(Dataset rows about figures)
======

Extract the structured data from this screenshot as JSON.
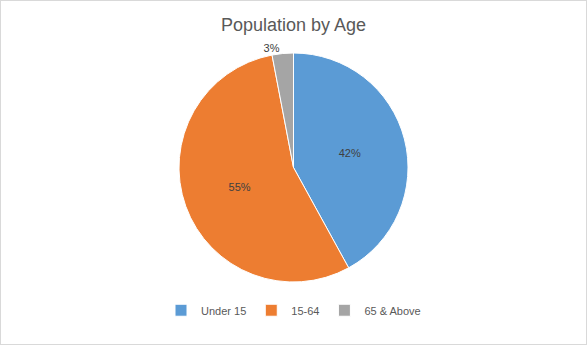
{
  "chart_data": {
    "type": "pie",
    "title": "Population by Age",
    "categories": [
      "Under 15",
      "15-64",
      "65 & Above"
    ],
    "values": [
      42,
      55,
      3
    ],
    "value_labels": [
      "42%",
      "55%",
      "3%"
    ],
    "colors": [
      "#5b9bd5",
      "#ed7d31",
      "#a5a5a5"
    ],
    "data_labels": true,
    "legend": "bottom"
  }
}
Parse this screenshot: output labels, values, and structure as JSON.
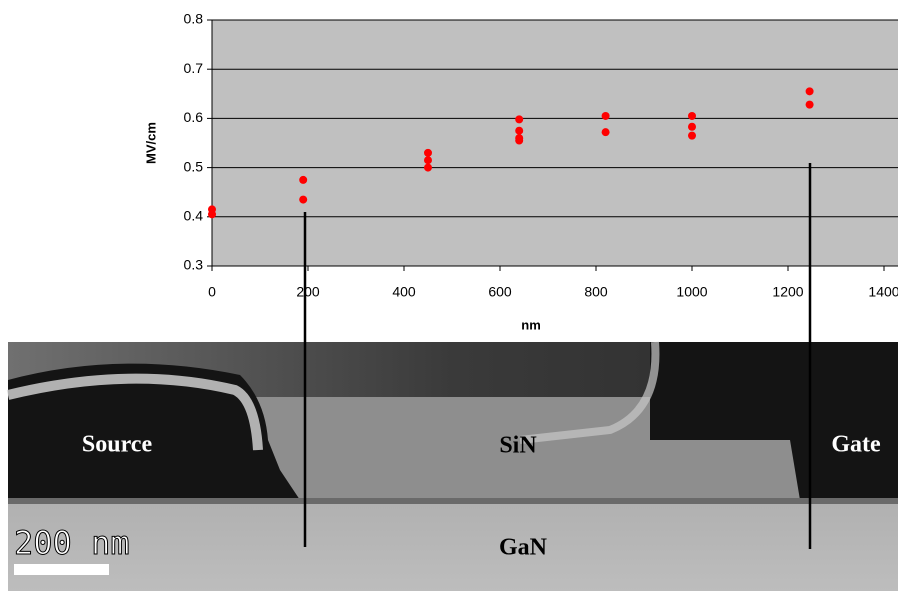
{
  "chart_data": {
    "type": "scatter",
    "x": [
      0,
      0,
      190,
      190,
      450,
      450,
      450,
      640,
      640,
      640,
      640,
      820,
      820,
      1000,
      1000,
      1000,
      1245,
      1245
    ],
    "values": [
      0.415,
      0.405,
      0.475,
      0.435,
      0.53,
      0.515,
      0.5,
      0.598,
      0.575,
      0.56,
      0.555,
      0.605,
      0.572,
      0.605,
      0.583,
      0.565,
      0.655,
      0.628
    ],
    "color": "#ff0000",
    "xlabel": "nm",
    "ylabel": "MV/cm",
    "xlim": [
      0,
      1400
    ],
    "xticks": [
      0,
      200,
      400,
      600,
      800,
      1000,
      1200,
      1400
    ],
    "ylim": [
      0.3,
      0.8
    ],
    "yticks": [
      0.3,
      0.4,
      0.5,
      0.6,
      0.7,
      0.8
    ],
    "grid": true,
    "annotations": [
      "Source",
      "SiN",
      "Gate",
      "GaN",
      "200 nm"
    ]
  }
}
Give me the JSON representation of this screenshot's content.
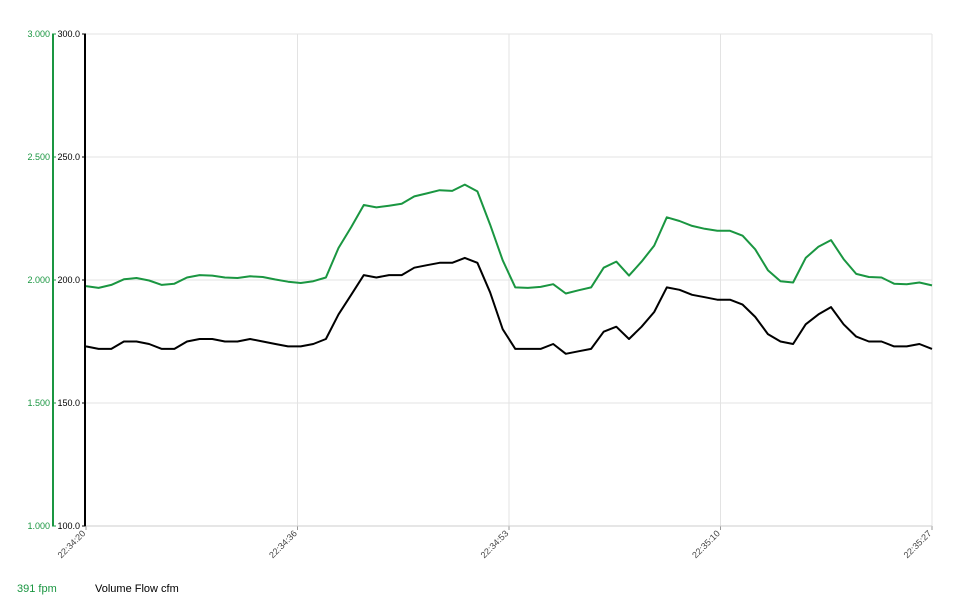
{
  "chart_data": {
    "type": "line",
    "x_ticks": [
      "22:34:20",
      "22:34:36",
      "22:34:53",
      "22:35:10",
      "22:35:27"
    ],
    "y_left": {
      "label": "fpm",
      "ticks": [
        "3.000",
        "2.500",
        "2.000",
        "1.500",
        "1.000"
      ],
      "range": [
        1000,
        3000
      ],
      "color": "#1a9641"
    },
    "y_right": {
      "label": "Volume Flow cfm",
      "ticks": [
        "300.0",
        "250.0",
        "200.0",
        "150.0",
        "100.0"
      ],
      "range": [
        100,
        300
      ],
      "color": "#000000"
    },
    "grid": true,
    "series": [
      {
        "name": "fpm",
        "axis": "left",
        "color": "#1a9641",
        "x": [
          0,
          1,
          2,
          3,
          4,
          5,
          6,
          7,
          8,
          9,
          10,
          11,
          12,
          13,
          14,
          15,
          16,
          17,
          18,
          19,
          20,
          21,
          22,
          23,
          24,
          25,
          26,
          27,
          28,
          29,
          30,
          31,
          32,
          33,
          34,
          35,
          36,
          37,
          38,
          39,
          40,
          41,
          42,
          43,
          44,
          45,
          46,
          47,
          48,
          49,
          50,
          51,
          52,
          53,
          54,
          55,
          56,
          57,
          58,
          59,
          60,
          61,
          62,
          63,
          64,
          65,
          66,
          67
        ],
        "values": [
          1975,
          1968,
          1980,
          2003,
          2008,
          1998,
          1980,
          1985,
          2010,
          2020,
          2018,
          2010,
          2008,
          2015,
          2012,
          2002,
          1993,
          1988,
          1995,
          2010,
          2130,
          2215,
          2305,
          2295,
          2302,
          2310,
          2340,
          2352,
          2365,
          2362,
          2388,
          2360,
          2225,
          2080,
          1970,
          1968,
          1972,
          1983,
          1945,
          1958,
          1970,
          2050,
          2075,
          2018,
          2075,
          2140,
          2255,
          2240,
          2220,
          2208,
          2200,
          2200,
          2180,
          2125,
          2040,
          1995,
          1990,
          2090,
          2135,
          2162,
          2085,
          2025,
          2012,
          2010,
          1985,
          1983,
          1990,
          1978
        ]
      },
      {
        "name": "Volume Flow cfm",
        "axis": "right",
        "color": "#000000",
        "x": [
          0,
          1,
          2,
          3,
          4,
          5,
          6,
          7,
          8,
          9,
          10,
          11,
          12,
          13,
          14,
          15,
          16,
          17,
          18,
          19,
          20,
          21,
          22,
          23,
          24,
          25,
          26,
          27,
          28,
          29,
          30,
          31,
          32,
          33,
          34,
          35,
          36,
          37,
          38,
          39,
          40,
          41,
          42,
          43,
          44,
          45,
          46,
          47,
          48,
          49,
          50,
          51,
          52,
          53,
          54,
          55,
          56,
          57,
          58,
          59,
          60,
          61,
          62,
          63,
          64,
          65,
          66,
          67
        ],
        "values": [
          173,
          172,
          172,
          175,
          175,
          174,
          172,
          172,
          175,
          176,
          176,
          175,
          175,
          176,
          175,
          174,
          173,
          173,
          174,
          176,
          186,
          194,
          202,
          201,
          202,
          202,
          205,
          206,
          207,
          207,
          209,
          207,
          195,
          180,
          172,
          172,
          172,
          174,
          170,
          171,
          172,
          179,
          181,
          176,
          181,
          187,
          197,
          196,
          194,
          193,
          192,
          192,
          190,
          185,
          178,
          175,
          174,
          182,
          186,
          189,
          182,
          177,
          175,
          175,
          173,
          173,
          174,
          172
        ]
      }
    ],
    "x_range": [
      0,
      67
    ]
  },
  "legend": {
    "left_value": "391",
    "left_unit": "fpm",
    "right_label": "Volume Flow cfm"
  }
}
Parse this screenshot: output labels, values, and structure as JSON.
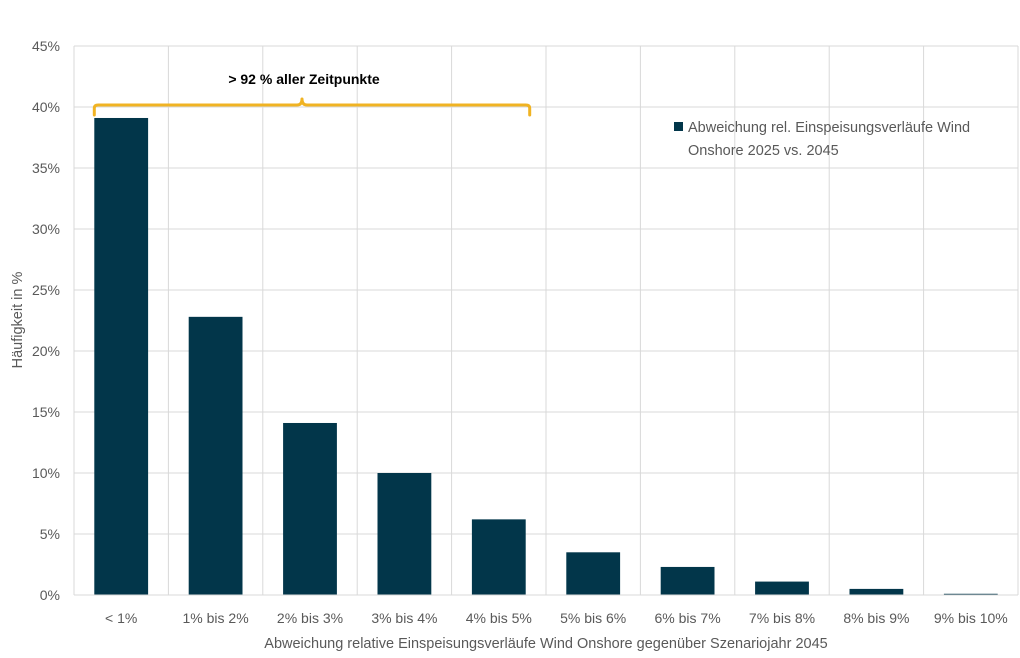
{
  "chart_data": {
    "type": "bar",
    "title": "",
    "xlabel": "Abweichung relative Einspeisungsverläufe Wind Onshore gegenüber Szenariojahr 2045",
    "ylabel": "Häufigkeit in %",
    "ylim": [
      0,
      45
    ],
    "yticks": [
      0,
      5,
      10,
      15,
      20,
      25,
      30,
      35,
      40,
      45
    ],
    "ytick_labels": [
      "0%",
      "5%",
      "10%",
      "15%",
      "20%",
      "25%",
      "30%",
      "35%",
      "40%",
      "45%"
    ],
    "grid": true,
    "categories": [
      "< 1%",
      "1% bis 2%",
      "2% bis 3%",
      "3% bis 4%",
      "4% bis 5%",
      "5% bis 6%",
      "6% bis 7%",
      "7% bis 8%",
      "8% bis 9%",
      "9% bis 10%"
    ],
    "series": [
      {
        "name": "Abweichung rel. Einspeisungsverläufe Wind Onshore 2025 vs. 2045",
        "values": [
          39.1,
          22.8,
          14.1,
          10.0,
          6.2,
          3.5,
          2.3,
          1.1,
          0.5,
          0.1
        ],
        "color": "#02364a"
      }
    ],
    "legend": {
      "position": "top-right",
      "lines": [
        "Abweichung rel. Einspeisungsverläufe Wind",
        "Onshore 2025 vs. 2045"
      ]
    },
    "annotation": {
      "text": "> 92 % aller Zeitpunkte",
      "span_categories": [
        "< 1%",
        "4% bis 5%"
      ],
      "color": "#f0b323"
    }
  }
}
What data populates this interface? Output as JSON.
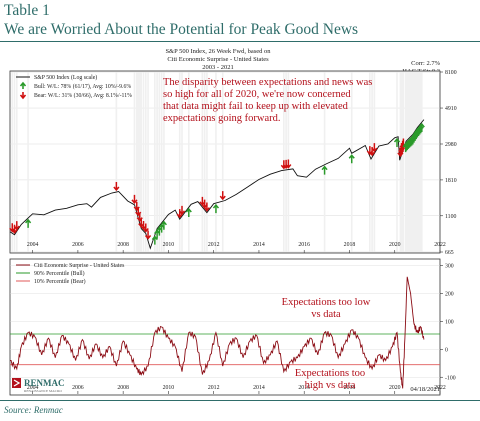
{
  "header": {
    "table_label": "Table 1",
    "title": "We are Worried About the Potential for Peak Good News"
  },
  "source": "Source:  Renmac",
  "figure": {
    "title_lines": [
      "S&P 500 Index, 26 Week Fwd, based on",
      "Citi Economic Surprise - United States",
      "2003 - 2021"
    ],
    "corr": "Corr:   2.7%",
    "hac": "HAC T-St:   0.3",
    "date": "04/18/2021",
    "logo": "RENMAC",
    "logo_sub": "RENAISSANCE MACRO"
  },
  "chart_data": [
    {
      "type": "line",
      "scale": "log",
      "legend": [
        "S&P 500 Index (Log scale)",
        "Bull:  W/L: 78% (61/17), Avg: 10%/-9.6%",
        "Bear:  W/L: 31% (30/66), Avg: 8.1%/-11%"
      ],
      "annotation": "The disparity between expectations and news was so high for all of 2020, we're now concerned that data might fail to keep up with elevated expectations going forward.",
      "y_ticks": [
        665,
        1100,
        1810,
        2980,
        4910,
        8100
      ],
      "x_ticks": [
        "2004",
        "2006",
        "2008",
        "2010",
        "2012",
        "2014",
        "2016",
        "2018",
        "2020",
        "2022"
      ],
      "ylim": [
        665,
        8100
      ],
      "xlim": [
        2003,
        2022
      ],
      "series": [
        {
          "name": "S&P 500 Index (Log scale)",
          "x": [
            2003.0,
            2003.2,
            2003.5,
            2004.0,
            2004.5,
            2005.0,
            2005.5,
            2006.0,
            2006.4,
            2006.6,
            2007.0,
            2007.5,
            2007.8,
            2008.2,
            2008.5,
            2008.8,
            2009.0,
            2009.2,
            2009.5,
            2010.0,
            2010.3,
            2010.5,
            2011.0,
            2011.3,
            2011.7,
            2012.0,
            2012.5,
            2013.0,
            2013.5,
            2014.0,
            2014.5,
            2015.0,
            2015.5,
            2015.7,
            2016.1,
            2016.5,
            2017.0,
            2017.5,
            2018.0,
            2018.1,
            2018.7,
            2018.95,
            2019.3,
            2019.7,
            2020.0,
            2020.15,
            2020.22,
            2020.5,
            2020.8,
            2021.0,
            2021.29
          ],
          "y": [
            880,
            845,
            975,
            1130,
            1115,
            1190,
            1220,
            1280,
            1300,
            1240,
            1420,
            1510,
            1540,
            1350,
            1280,
            920,
            860,
            700,
            920,
            1120,
            1190,
            1050,
            1290,
            1340,
            1150,
            1300,
            1360,
            1480,
            1640,
            1820,
            1960,
            2060,
            2110,
            1920,
            1880,
            2100,
            2270,
            2440,
            2810,
            2620,
            2920,
            2420,
            2900,
            2980,
            3250,
            3300,
            2380,
            3100,
            3400,
            3750,
            4180
          ]
        }
      ]
    },
    {
      "type": "line",
      "legend": [
        "Citi Economic Surprise - United States",
        "90% Percentile (Bull)",
        "10% Percentile (Bear)"
      ],
      "y_ticks": [
        -100,
        0,
        100,
        200,
        300
      ],
      "x_ticks": [
        "2004",
        "2006",
        "2008",
        "2010",
        "2012",
        "2014",
        "2016",
        "2018",
        "2020",
        "2022"
      ],
      "ylim": [
        -160,
        320
      ],
      "xlim": [
        2003,
        2022
      ],
      "thresholds": {
        "bull": 55,
        "bear": -55
      },
      "annotations": [
        "Expectations too low vs data",
        "Expectations too high vs data"
      ],
      "series": [
        {
          "name": "Citi Economic Surprise - United States",
          "x": [
            2003.0,
            2003.3,
            2003.5,
            2003.8,
            2004.1,
            2004.4,
            2004.7,
            2005.0,
            2005.3,
            2005.6,
            2005.9,
            2006.2,
            2006.5,
            2006.8,
            2007.1,
            2007.4,
            2007.7,
            2008.0,
            2008.3,
            2008.6,
            2008.8,
            2009.1,
            2009.4,
            2009.7,
            2010.0,
            2010.3,
            2010.6,
            2010.9,
            2011.2,
            2011.5,
            2011.8,
            2012.1,
            2012.4,
            2012.7,
            2013.0,
            2013.3,
            2013.6,
            2013.9,
            2014.2,
            2014.5,
            2014.8,
            2015.1,
            2015.4,
            2015.7,
            2016.0,
            2016.3,
            2016.6,
            2016.9,
            2017.2,
            2017.5,
            2017.8,
            2018.1,
            2018.4,
            2018.7,
            2019.0,
            2019.3,
            2019.6,
            2019.9,
            2020.1,
            2020.25,
            2020.35,
            2020.45,
            2020.55,
            2020.7,
            2020.85,
            2021.0,
            2021.15,
            2021.29
          ],
          "y": [
            -40,
            -70,
            10,
            60,
            45,
            -20,
            40,
            -30,
            50,
            20,
            -40,
            35,
            -35,
            20,
            -30,
            10,
            -60,
            30,
            -20,
            -70,
            -90,
            -60,
            60,
            80,
            40,
            10,
            -80,
            60,
            45,
            -90,
            -40,
            60,
            -60,
            20,
            40,
            -30,
            30,
            50,
            -50,
            -20,
            30,
            -80,
            -45,
            -30,
            10,
            40,
            -20,
            60,
            50,
            -30,
            20,
            70,
            40,
            -30,
            -70,
            -20,
            -40,
            10,
            60,
            -80,
            -140,
            40,
            260,
            200,
            90,
            60,
            80,
            35
          ]
        }
      ]
    }
  ]
}
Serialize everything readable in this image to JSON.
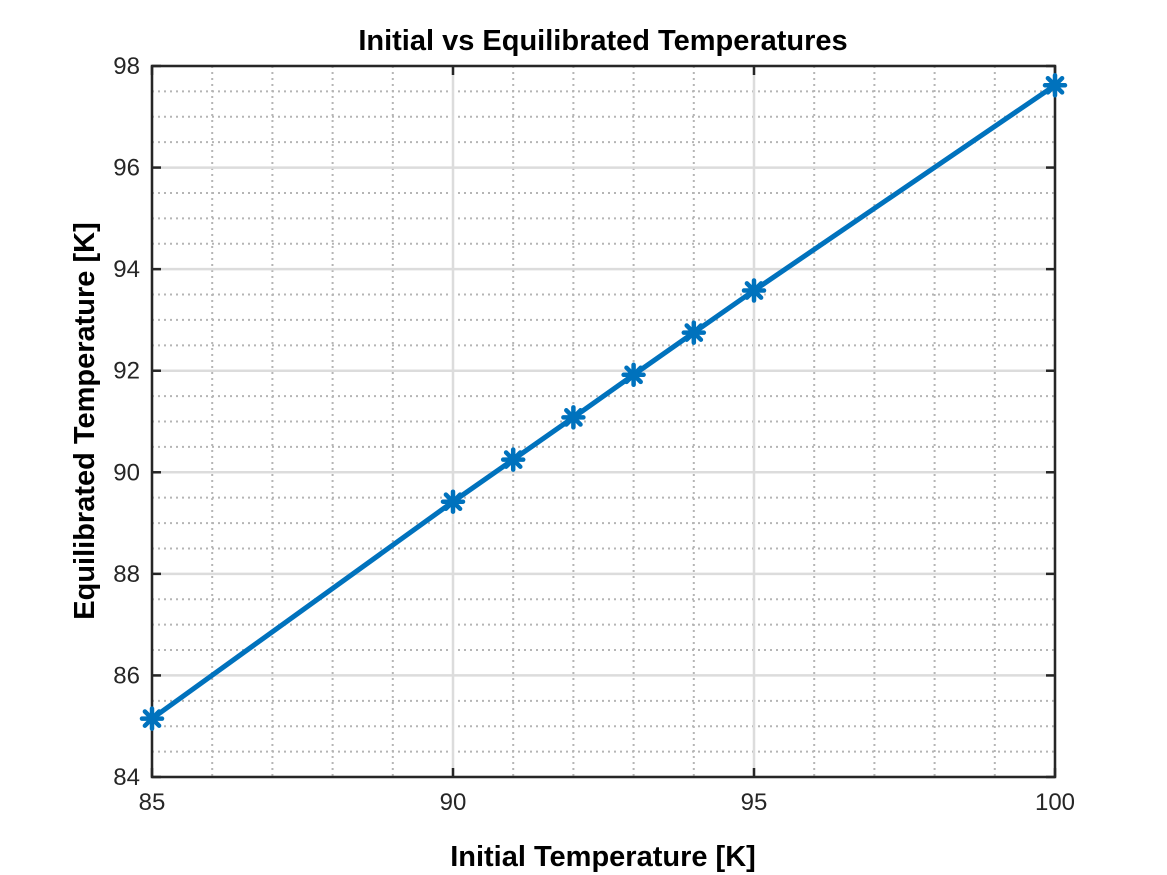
{
  "chart_data": {
    "type": "line",
    "title": "Initial vs Equilibrated Temperatures",
    "xlabel": "Initial Temperature [K]",
    "ylabel": "Equilibrated Temperature [K]",
    "xlim": [
      85,
      100
    ],
    "ylim": [
      84,
      98
    ],
    "xticks": [
      85,
      90,
      95,
      100
    ],
    "yticks": [
      84,
      86,
      88,
      90,
      92,
      94,
      96,
      98
    ],
    "x_minor_step": 1,
    "y_minor_step": 0.5,
    "grid": true,
    "minor_grid": true,
    "marker": "asterisk",
    "color": "#0072BD",
    "series": [
      {
        "x": [
          85,
          90,
          91,
          92,
          93,
          94,
          95,
          100
        ],
        "y": [
          85.15,
          89.42,
          90.25,
          91.08,
          91.92,
          92.75,
          93.58,
          97.62
        ]
      }
    ]
  }
}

======

Exercise: Starting at the line with "Serialize everything readable", output each line through the final one of the listing above, and nothing else. Pictures are to be left out.

Problem solution:
Serialize everything readable in this image to JSON.
{
  "chart_data": {
    "type": "line",
    "title": "Initial vs Equilibrated Temperatures",
    "xlabel": "Initial Temperature [K]",
    "ylabel": "Equilibrated Temperature [K]",
    "xlim": [
      85,
      100
    ],
    "ylim": [
      84,
      98
    ],
    "xticks": [
      85,
      90,
      95,
      100
    ],
    "yticks": [
      84,
      86,
      88,
      90,
      92,
      94,
      96,
      98
    ],
    "x_minor_step": 1,
    "y_minor_step": 0.5,
    "grid": true,
    "minor_grid": true,
    "marker": "asterisk",
    "color": "#0072BD",
    "series": [
      {
        "x": [
          85,
          90,
          91,
          92,
          93,
          94,
          95,
          100
        ],
        "y": [
          85.15,
          89.42,
          90.25,
          91.08,
          91.92,
          92.75,
          93.58,
          97.62
        ]
      }
    ]
  }
}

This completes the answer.